OBJECTIVE: Copy every line of the records below word for word, leaving out the pictures.

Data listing
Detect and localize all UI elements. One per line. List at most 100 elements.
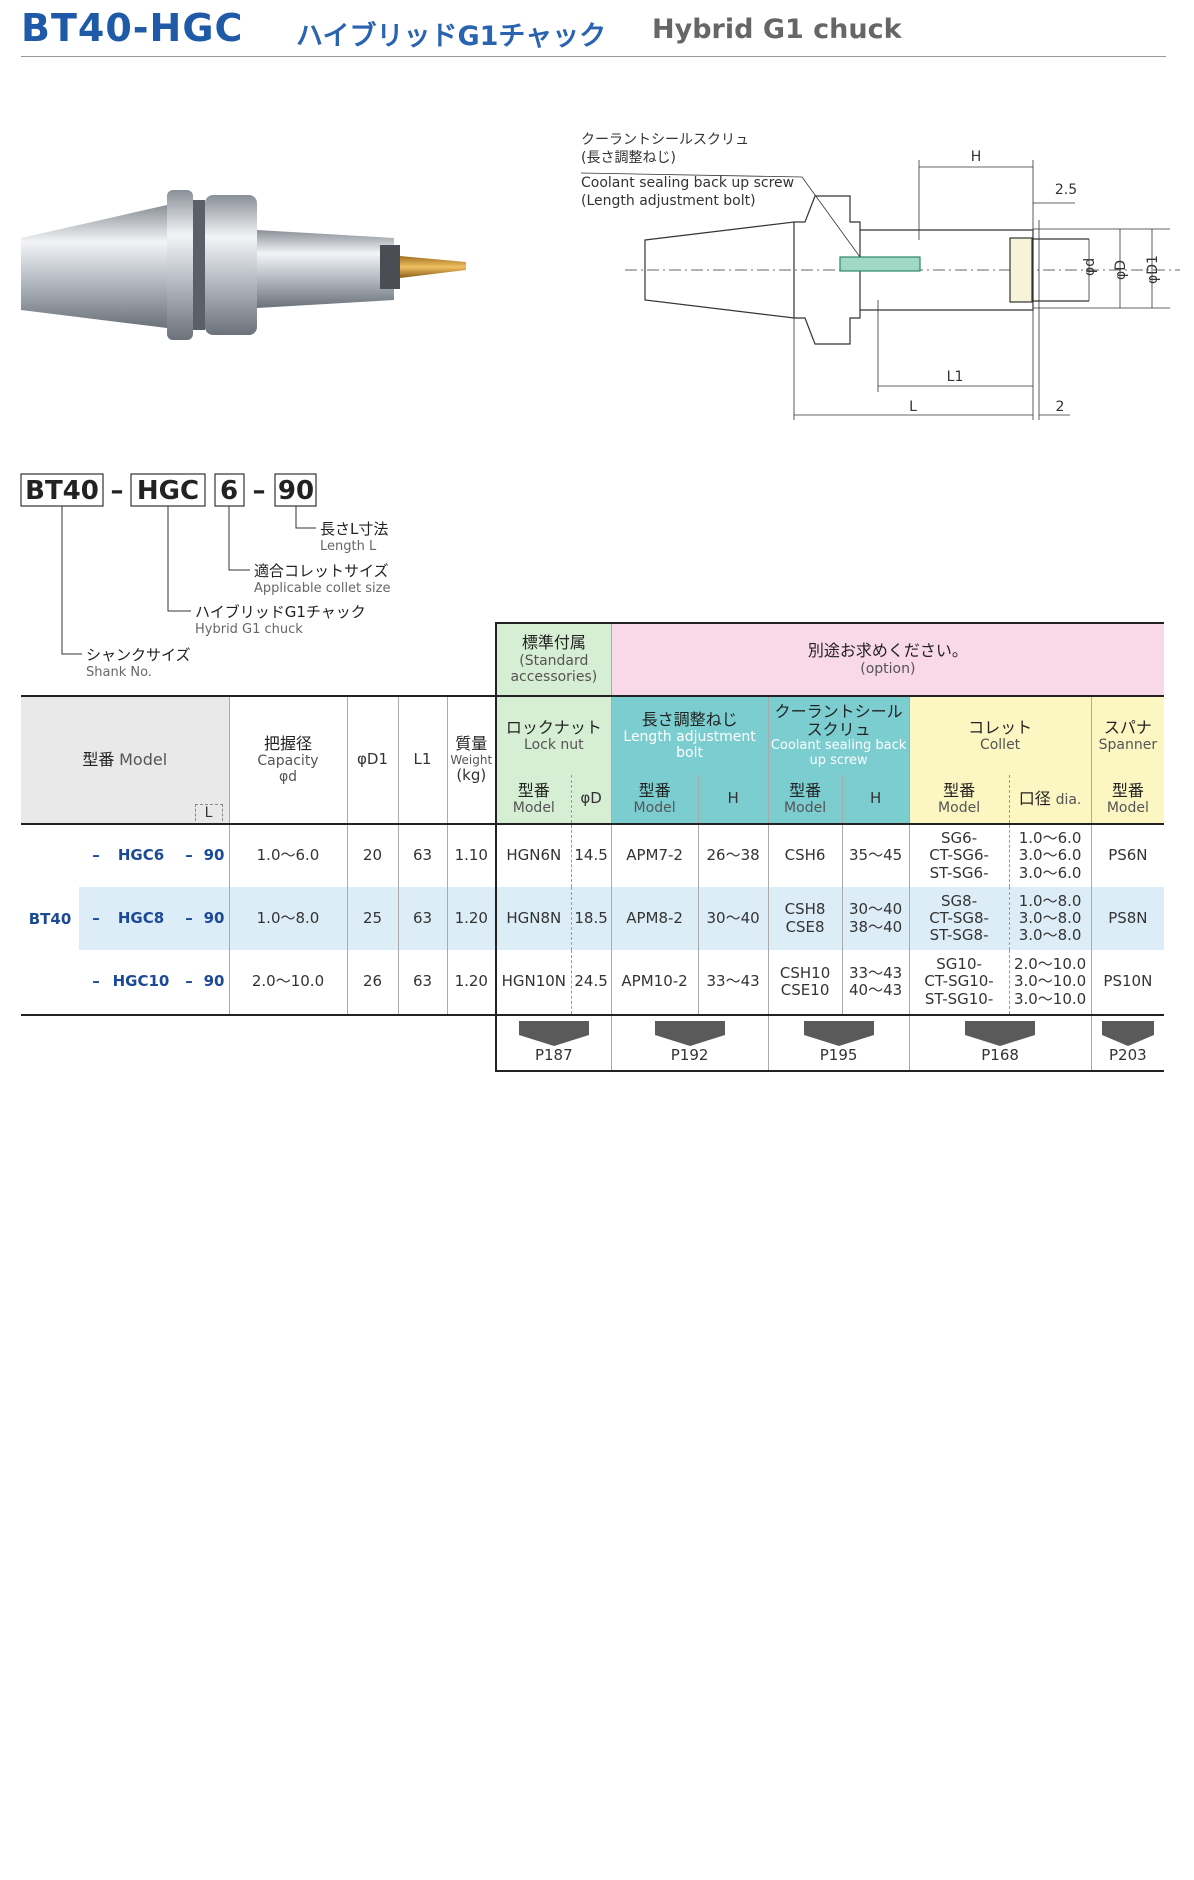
dim-label: φD1 (1145, 255, 1161, 284)
callout: (Length adjustment bolt) (581, 193, 756, 209)
cell-line: SG8- (941, 891, 978, 910)
data-cell: 20 (346, 823, 398, 887)
header-text: (option) (860, 660, 916, 677)
header-text: dia. (1055, 791, 1082, 808)
product-photo (21, 190, 466, 340)
model-part: – (92, 846, 100, 865)
cell-line: 3.0～8.0 (1018, 926, 1082, 945)
cell-line: CT-SG8- (929, 908, 989, 927)
data-cell: 1.0～6.0 (228, 823, 347, 887)
data-cell: SG10- CT-SG10- ST-SG10- (908, 950, 1010, 1015)
header-text: Model (938, 800, 981, 817)
header-cell: スパナ Spanner (1090, 696, 1165, 775)
reference-cell: P187 (495, 1014, 612, 1072)
header-text: コレット (968, 717, 1033, 737)
header-text: Collet (979, 737, 1021, 754)
reference-arrow (803, 1021, 874, 1047)
header-text: Model (1106, 800, 1149, 817)
data-cell: 26 (346, 950, 398, 1015)
reference-row: P187 P192 P195 P168 P203 (21, 1014, 1165, 1072)
model-cell: – HGC10–90 (79, 950, 229, 1015)
header-text: (kg) (456, 766, 487, 785)
header-cell: 把握径 Capacity φd (228, 696, 347, 824)
section-drawing (580, 160, 1180, 420)
header-text: 型番 (789, 780, 822, 800)
model-part: HGC10 (112, 972, 170, 991)
cell-line: 1.0～8.0 (1018, 891, 1082, 910)
subheader-cell: 型番 Model (908, 775, 1010, 824)
header-text: Model (633, 800, 676, 817)
shank-cell: BT40 (21, 823, 79, 1015)
cell-line: SG10- (936, 955, 982, 974)
data-cell: 1.20 (446, 887, 497, 950)
header-text: 標準付属 (521, 633, 586, 653)
data-cell: HGN10N (495, 950, 572, 1015)
subheader-cell: 型番 Model (495, 775, 572, 824)
reference-label: P187 (534, 1046, 573, 1065)
cell-line: 2.0～10.0 (1013, 955, 1087, 974)
data-cell: PS6N (1090, 823, 1165, 887)
header-cell: L1 (397, 696, 447, 824)
arrow-shape (654, 1021, 725, 1047)
spacer (21, 1014, 497, 1071)
legend-ja: ハイブリッドG1チャック (195, 603, 366, 621)
cell-line: 38～40 (848, 917, 903, 936)
reference-cell: P168 (908, 1014, 1092, 1072)
arrow-shape (1101, 1021, 1154, 1047)
subheader-cell: 型番 Model (767, 775, 843, 824)
legend-ja: 適合コレットサイズ (254, 562, 389, 580)
callout: (長さ調整ねじ) (581, 150, 676, 166)
header-text: 型番 (82, 749, 115, 769)
header-text: Model (512, 800, 555, 817)
data-cell: 14.5 (570, 823, 612, 887)
cell-line: CT-SG6- (929, 846, 989, 865)
arrow-shape (803, 1021, 874, 1047)
dim-label: φD (1113, 260, 1129, 280)
cell-line: ST-SG6- (929, 863, 989, 882)
model-part: – (185, 908, 193, 927)
data-cell: 1.10 (446, 823, 497, 887)
cell-line: CSH8 (784, 900, 826, 919)
header-text: Coolant sealing back up screw (770, 738, 907, 769)
cell-line: ST-SG10- (924, 989, 994, 1008)
header-text: φd (278, 769, 298, 786)
rule (21, 56, 1166, 57)
title-en: Hybrid G1 chuck (652, 14, 902, 45)
cell-line: 30～40 (848, 900, 903, 919)
data-cell: 26～38 (697, 823, 769, 887)
dim-label: L1 (947, 369, 964, 385)
header-text: 質量 (455, 734, 488, 754)
table-row: – HGC8–90 1.0～8.0 25 63 1.20 HGN8N 18.5 APM8-2 30… (21, 887, 1165, 950)
data-cell: 25 (346, 887, 398, 950)
header-text: L (194, 803, 223, 821)
data-cell: 30～40 (697, 887, 769, 950)
header-text: Model (784, 800, 827, 817)
data-cell: APM8-2 (610, 887, 699, 950)
model-part: – (92, 908, 100, 927)
header-cell: φD1 (346, 696, 398, 824)
reference-arrow (1101, 1021, 1154, 1047)
arrow-shape (518, 1021, 589, 1047)
reference-label: P203 (1109, 1046, 1147, 1065)
header-text: Weight (450, 752, 493, 767)
header-text: 把握径 (263, 733, 312, 753)
data-cell: PS8N (1090, 887, 1165, 950)
legend-ja: 長さL寸法 (320, 520, 388, 538)
header-cell: クーラントシールスクリュ Coolant sealing back up scre… (767, 696, 910, 775)
code-part: HGC (137, 476, 199, 506)
arrow-shape (965, 1021, 1036, 1047)
reference-arrow (654, 1021, 725, 1047)
legend-en: Applicable collet size (254, 581, 391, 596)
cell-line: 3.0～8.0 (1018, 908, 1082, 927)
header-cell: 質量 Weight (kg) (446, 696, 497, 824)
data-cell: 35～45 (841, 823, 910, 887)
header-text: 口径 (1018, 788, 1051, 808)
cell-line: CSH10 (779, 963, 831, 982)
cell-line: SG6- (941, 829, 978, 848)
reference-arrow (518, 1021, 589, 1047)
legend-en: Length L (320, 539, 377, 554)
model-part: HGC6 (117, 846, 165, 865)
table-row: – HGC10–90 2.0～10.0 26 63 1.20 HGN10N 24.5 APM10… (21, 950, 1165, 1015)
table-row: BT40– HGC6–90 1.0～6.0 20 63 1.10 HGN6N 14.5 APM7… (21, 823, 1165, 1015)
reference-cell: P203 (1090, 1014, 1165, 1072)
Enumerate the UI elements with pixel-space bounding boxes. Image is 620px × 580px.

TASK RESPONSE:
Detect and localize all UI elements. One per line. List at most 100 elements.
dim-label: φD1 (1145, 255, 1161, 284)
callout: (Length adjustment bolt) (581, 193, 756, 209)
cell-line: SG8- (941, 891, 978, 910)
data-cell: 20 (346, 823, 398, 887)
header-text: (option) (860, 660, 916, 677)
header-text: dia. (1055, 791, 1082, 808)
product-photo (21, 190, 466, 340)
model-part: – (92, 846, 100, 865)
cell-line: 3.0～8.0 (1018, 926, 1082, 945)
cell-line: CT-SG8- (929, 908, 989, 927)
data-cell: 1.0～6.0 (228, 823, 347, 887)
data-cell: SG10- CT-SG10- ST-SG10- (908, 950, 1010, 1015)
header-text: Model (938, 800, 981, 817)
header-cell: スパナ Spanner (1090, 696, 1165, 775)
reference-cell: P187 (495, 1014, 612, 1072)
header-text: コレット (968, 717, 1033, 737)
header-text: Collet (979, 737, 1021, 754)
reference-arrow (803, 1021, 874, 1047)
header-text: Model (1106, 800, 1149, 817)
data-cell: 26 (346, 950, 398, 1015)
reference-row: P187 P192 P195 P168 P203 (21, 1014, 1165, 1072)
model-cell: – HGC10–90 (79, 950, 229, 1015)
header-text: (kg) (456, 766, 487, 785)
header-cell: 把握径 Capacity φd (228, 696, 347, 824)
section-drawing (580, 160, 1180, 420)
header-text: 型番 (789, 780, 822, 800)
model-part: HGC10 (112, 972, 170, 991)
cell-line: 1.0～8.0 (1018, 891, 1082, 910)
subheader-cell: 型番 Model (908, 775, 1010, 824)
header-text: Model (633, 800, 676, 817)
shank-cell: BT40 (21, 823, 79, 1015)
cell-line: SG10- (936, 955, 982, 974)
data-cell: 1.20 (446, 887, 497, 950)
header-text: 標準付属 (521, 633, 586, 653)
data-cell: HGN10N (495, 950, 572, 1015)
subheader-cell: 型番 Model (495, 775, 572, 824)
reference-label: P187 (534, 1046, 573, 1065)
cell-line: 2.0～10.0 (1013, 955, 1087, 974)
data-cell: PS6N (1090, 823, 1165, 887)
header-cell: L1 (397, 696, 447, 824)
arrow-shape (654, 1021, 725, 1047)
spacer (21, 1014, 497, 1071)
legend-ja: ハイブリッドG1チャック (195, 603, 366, 621)
cell-line: 38～40 (848, 917, 903, 936)
reference-cell: P168 (908, 1014, 1092, 1072)
arrow-shape (1101, 1021, 1154, 1047)
subheader-cell: 型番 Model (767, 775, 843, 824)
legend-ja: 適合コレットサイズ (254, 562, 389, 580)
callout: (長さ調整ねじ) (581, 150, 676, 166)
header-text: 型番 (82, 749, 115, 769)
header-text: Model (512, 800, 555, 817)
data-cell: 14.5 (570, 823, 612, 887)
cell-line: CT-SG6- (929, 846, 989, 865)
arrow-shape (803, 1021, 874, 1047)
dim-label: φD (1113, 260, 1129, 280)
cell-line: ST-SG6- (929, 863, 989, 882)
model-part: – (185, 908, 193, 927)
data-cell: 1.10 (446, 823, 497, 887)
cell-line: CSH8 (784, 900, 826, 919)
header-text: Coolant sealing back up screw (770, 738, 907, 769)
cell-line: ST-SG10- (924, 989, 994, 1008)
header-text: φd (278, 769, 298, 786)
rule (21, 56, 1166, 57)
title-en: Hybrid G1 chuck (652, 14, 902, 45)
cell-line: 30～40 (848, 900, 903, 919)
data-cell: 26～38 (697, 823, 769, 887)
dim-label: L1 (947, 369, 964, 385)
header-text: 質量 (455, 734, 488, 754)
table-row: – HGC8–90 1.0～8.0 25 63 1.20 HGN8N 18.5 APM8-2 30… (21, 887, 1165, 950)
data-cell: 25 (346, 887, 398, 950)
header-text: L (194, 803, 223, 821)
data-cell: 30～40 (697, 887, 769, 950)
header-text: Model (784, 800, 827, 817)
data-cell: APM8-2 (610, 887, 699, 950)
model-part: – (92, 908, 100, 927)
header-cell: φD1 (346, 696, 398, 824)
reference-arrow (1101, 1021, 1154, 1047)
arrow-shape (518, 1021, 589, 1047)
reference-label: P203 (1109, 1046, 1147, 1065)
header-text: Weight (450, 752, 493, 767)
header-text: 把握径 (263, 733, 312, 753)
data-cell: PS8N (1090, 887, 1165, 950)
legend-ja: 長さL寸法 (320, 520, 388, 538)
header-cell: クーラントシールスクリュ Coolant sealing back up scre… (767, 696, 910, 775)
code-part: HGC (137, 476, 199, 506)
arrow-shape (965, 1021, 1036, 1047)
reference-arrow (654, 1021, 725, 1047)
legend-en: Applicable collet size (254, 581, 391, 596)
cell-line: 3.0～8.0 (1018, 908, 1082, 927)
header-cell: 質量 Weight (kg) (446, 696, 497, 824)
data-cell: 35～45 (841, 823, 910, 887)
header-text: 口径 (1018, 788, 1051, 808)
cell-line: CSH10 (779, 963, 831, 982)
cell-line: SG6- (941, 829, 978, 848)
reference-arrow (518, 1021, 589, 1047)
legend-en: Length L (320, 539, 377, 554)
model-part: HGC6 (117, 846, 165, 865)
table-row: – HGC10–90 2.0～10.0 26 63 1.20 HGN10N 24.5 APM10… (21, 950, 1165, 1015)
table-row: BT40– HGC6–90 1.0～6.0 20 63 1.10 HGN6N 14.5 APM7… (21, 823, 1165, 1015)
reference-cell: P203 (1090, 1014, 1165, 1072)
Enumerate the UI elements with pixel-space bounding boxes. Image is 620px × 580px.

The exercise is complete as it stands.